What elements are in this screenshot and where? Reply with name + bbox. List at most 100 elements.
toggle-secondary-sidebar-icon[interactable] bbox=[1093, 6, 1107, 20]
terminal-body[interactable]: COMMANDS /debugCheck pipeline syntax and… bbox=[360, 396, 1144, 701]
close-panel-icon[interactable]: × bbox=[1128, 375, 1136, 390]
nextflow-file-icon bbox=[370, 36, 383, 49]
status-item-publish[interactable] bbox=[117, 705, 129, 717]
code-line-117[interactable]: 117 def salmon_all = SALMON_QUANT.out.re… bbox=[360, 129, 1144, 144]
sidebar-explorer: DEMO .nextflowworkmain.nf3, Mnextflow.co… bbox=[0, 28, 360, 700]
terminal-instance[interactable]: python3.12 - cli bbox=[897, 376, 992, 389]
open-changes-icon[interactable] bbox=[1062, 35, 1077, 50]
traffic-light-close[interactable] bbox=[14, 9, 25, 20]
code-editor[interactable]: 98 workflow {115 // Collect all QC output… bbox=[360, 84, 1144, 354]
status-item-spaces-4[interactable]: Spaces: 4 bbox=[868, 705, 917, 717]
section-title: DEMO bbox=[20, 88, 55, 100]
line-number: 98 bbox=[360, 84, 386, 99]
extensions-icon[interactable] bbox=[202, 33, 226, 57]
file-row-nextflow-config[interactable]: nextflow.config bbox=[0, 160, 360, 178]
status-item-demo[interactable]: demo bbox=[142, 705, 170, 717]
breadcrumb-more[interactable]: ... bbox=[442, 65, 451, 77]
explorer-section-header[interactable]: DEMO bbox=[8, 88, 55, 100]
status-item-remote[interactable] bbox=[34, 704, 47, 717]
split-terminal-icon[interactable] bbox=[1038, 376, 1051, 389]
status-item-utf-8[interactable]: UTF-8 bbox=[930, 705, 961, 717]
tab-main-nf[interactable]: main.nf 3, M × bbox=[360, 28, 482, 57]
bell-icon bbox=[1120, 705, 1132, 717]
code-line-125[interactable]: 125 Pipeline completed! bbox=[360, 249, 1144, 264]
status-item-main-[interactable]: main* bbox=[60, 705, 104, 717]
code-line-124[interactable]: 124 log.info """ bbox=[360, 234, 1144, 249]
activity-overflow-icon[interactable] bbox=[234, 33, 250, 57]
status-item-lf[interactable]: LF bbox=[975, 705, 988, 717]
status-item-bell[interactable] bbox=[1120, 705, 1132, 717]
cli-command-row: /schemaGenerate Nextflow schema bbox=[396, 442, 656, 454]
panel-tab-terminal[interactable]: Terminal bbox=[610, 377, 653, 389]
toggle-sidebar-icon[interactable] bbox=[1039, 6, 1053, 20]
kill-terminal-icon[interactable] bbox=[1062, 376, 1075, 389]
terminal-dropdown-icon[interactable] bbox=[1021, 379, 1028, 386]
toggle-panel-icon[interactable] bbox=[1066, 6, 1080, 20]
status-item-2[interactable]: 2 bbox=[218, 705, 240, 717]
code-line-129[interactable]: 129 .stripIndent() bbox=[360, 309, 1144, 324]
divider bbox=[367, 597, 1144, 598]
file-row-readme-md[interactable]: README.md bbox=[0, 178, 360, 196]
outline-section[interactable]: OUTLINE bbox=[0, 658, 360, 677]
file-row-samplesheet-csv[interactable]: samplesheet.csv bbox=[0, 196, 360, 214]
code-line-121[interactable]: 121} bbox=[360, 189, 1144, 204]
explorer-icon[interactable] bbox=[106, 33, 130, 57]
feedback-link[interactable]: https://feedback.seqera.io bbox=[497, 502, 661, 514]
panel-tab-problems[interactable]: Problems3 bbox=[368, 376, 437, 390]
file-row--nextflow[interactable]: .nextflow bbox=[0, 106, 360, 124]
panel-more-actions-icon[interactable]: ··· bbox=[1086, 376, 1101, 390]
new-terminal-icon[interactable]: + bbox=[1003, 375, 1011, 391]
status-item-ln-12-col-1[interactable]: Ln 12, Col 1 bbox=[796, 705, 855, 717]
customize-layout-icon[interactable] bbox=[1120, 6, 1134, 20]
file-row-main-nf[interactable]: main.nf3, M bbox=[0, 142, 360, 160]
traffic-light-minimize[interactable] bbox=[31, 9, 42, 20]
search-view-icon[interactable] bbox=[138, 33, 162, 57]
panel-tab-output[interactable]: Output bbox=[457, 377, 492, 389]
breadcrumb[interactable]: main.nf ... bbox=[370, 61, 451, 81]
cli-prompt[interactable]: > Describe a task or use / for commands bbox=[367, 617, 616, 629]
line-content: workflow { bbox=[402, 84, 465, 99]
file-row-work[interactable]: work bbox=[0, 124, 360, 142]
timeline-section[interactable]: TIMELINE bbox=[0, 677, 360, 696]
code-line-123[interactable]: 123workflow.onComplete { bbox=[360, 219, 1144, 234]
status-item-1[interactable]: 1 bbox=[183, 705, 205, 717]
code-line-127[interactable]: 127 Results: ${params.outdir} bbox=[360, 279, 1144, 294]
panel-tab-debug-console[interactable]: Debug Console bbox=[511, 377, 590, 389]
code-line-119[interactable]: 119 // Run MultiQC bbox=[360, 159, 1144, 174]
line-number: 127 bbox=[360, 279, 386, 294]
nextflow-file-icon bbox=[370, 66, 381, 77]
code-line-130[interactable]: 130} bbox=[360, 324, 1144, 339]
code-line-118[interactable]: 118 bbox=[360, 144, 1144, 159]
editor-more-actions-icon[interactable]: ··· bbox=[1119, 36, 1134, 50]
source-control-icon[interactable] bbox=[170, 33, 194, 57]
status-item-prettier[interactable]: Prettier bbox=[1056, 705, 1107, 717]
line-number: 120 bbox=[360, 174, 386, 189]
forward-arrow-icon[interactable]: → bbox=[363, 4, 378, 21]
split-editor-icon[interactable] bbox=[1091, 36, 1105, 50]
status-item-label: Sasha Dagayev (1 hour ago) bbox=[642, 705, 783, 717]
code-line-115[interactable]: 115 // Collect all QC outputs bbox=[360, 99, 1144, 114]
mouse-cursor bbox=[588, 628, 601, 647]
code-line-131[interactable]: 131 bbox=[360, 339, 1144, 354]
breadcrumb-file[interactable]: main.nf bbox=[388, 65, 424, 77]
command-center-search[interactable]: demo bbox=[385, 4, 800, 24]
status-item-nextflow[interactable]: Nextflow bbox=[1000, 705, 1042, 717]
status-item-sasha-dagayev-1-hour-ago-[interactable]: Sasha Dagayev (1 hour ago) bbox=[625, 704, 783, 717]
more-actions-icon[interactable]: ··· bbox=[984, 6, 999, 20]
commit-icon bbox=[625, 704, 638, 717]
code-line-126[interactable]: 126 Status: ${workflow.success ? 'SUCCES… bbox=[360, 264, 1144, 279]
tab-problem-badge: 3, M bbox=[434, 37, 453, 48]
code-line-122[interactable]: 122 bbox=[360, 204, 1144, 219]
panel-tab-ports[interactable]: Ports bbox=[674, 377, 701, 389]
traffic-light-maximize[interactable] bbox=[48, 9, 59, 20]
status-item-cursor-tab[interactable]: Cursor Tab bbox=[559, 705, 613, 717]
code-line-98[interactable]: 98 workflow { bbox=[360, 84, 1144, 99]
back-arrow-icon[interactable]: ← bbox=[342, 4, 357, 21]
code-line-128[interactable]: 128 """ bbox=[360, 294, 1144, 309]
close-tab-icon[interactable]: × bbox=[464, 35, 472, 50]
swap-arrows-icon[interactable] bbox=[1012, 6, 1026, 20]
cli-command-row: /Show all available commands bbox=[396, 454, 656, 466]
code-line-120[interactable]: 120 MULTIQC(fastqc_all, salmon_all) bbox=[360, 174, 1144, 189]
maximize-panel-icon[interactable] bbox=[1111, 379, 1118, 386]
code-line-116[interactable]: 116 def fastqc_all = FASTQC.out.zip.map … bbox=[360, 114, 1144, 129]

******

GIVEN EXERCISE: Put the items from the first line through the line that contains "open-changes-icon[interactable] bbox=[1062, 35, 1077, 50]", both ends included, into a JSON list of strings with one string per line and blank lines left out.

COMPLETE OUTPUT:
[
  "What elements are in this screenshot and where? Reply with name + bbox. List at most 100 elements.",
  "toggle-secondary-sidebar-icon[interactable] bbox=[1093, 6, 1107, 20]",
  "terminal-body[interactable]: COMMANDS /debugCheck pipeline syntax and… bbox=[360, 396, 1144, 701]",
  "close-panel-icon[interactable]: × bbox=[1128, 375, 1136, 390]",
  "nextflow-file-icon bbox=[370, 36, 383, 49]",
  "status-item-publish[interactable] bbox=[117, 705, 129, 717]",
  "code-line-117[interactable]: 117 def salmon_all = SALMON_QUANT.out.re… bbox=[360, 129, 1144, 144]",
  "sidebar-explorer: DEMO .nextflowworkmain.nf3, Mnextflow.co… bbox=[0, 28, 360, 700]",
  "terminal-instance[interactable]: python3.12 - cli bbox=[897, 376, 992, 389]",
  "open-changes-icon[interactable] bbox=[1062, 35, 1077, 50]"
]